The problem:
Transcribe every entry word for word, leaving out all images.

Provided data:

_____

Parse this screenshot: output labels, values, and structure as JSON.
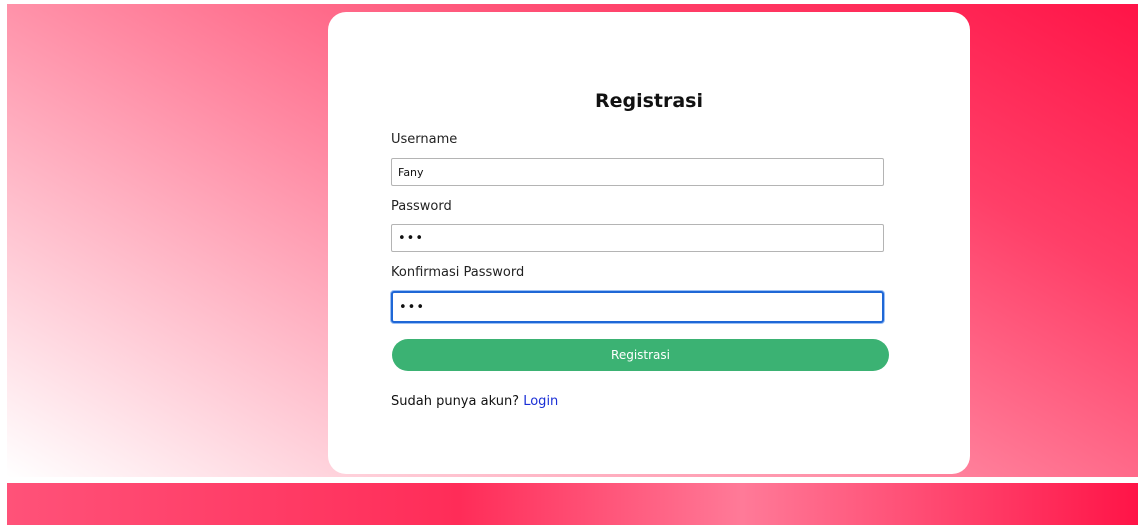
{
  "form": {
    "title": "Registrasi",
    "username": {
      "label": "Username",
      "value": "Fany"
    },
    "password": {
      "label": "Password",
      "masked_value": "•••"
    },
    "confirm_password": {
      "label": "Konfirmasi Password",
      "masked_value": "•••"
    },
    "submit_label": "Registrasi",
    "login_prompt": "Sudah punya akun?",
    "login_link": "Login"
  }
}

_____

Full output:
Parse this screenshot: output labels, values, and structure as JSON.
{
  "form": {
    "title": "Registrasi",
    "username": {
      "label": "Username",
      "value": "Fany"
    },
    "password": {
      "label": "Password",
      "masked_value": "•••"
    },
    "confirm_password": {
      "label": "Konfirmasi Password",
      "masked_value": "•••"
    },
    "submit_label": "Registrasi",
    "login_prompt": "Sudah punya akun?",
    "login_link": "Login"
  }
}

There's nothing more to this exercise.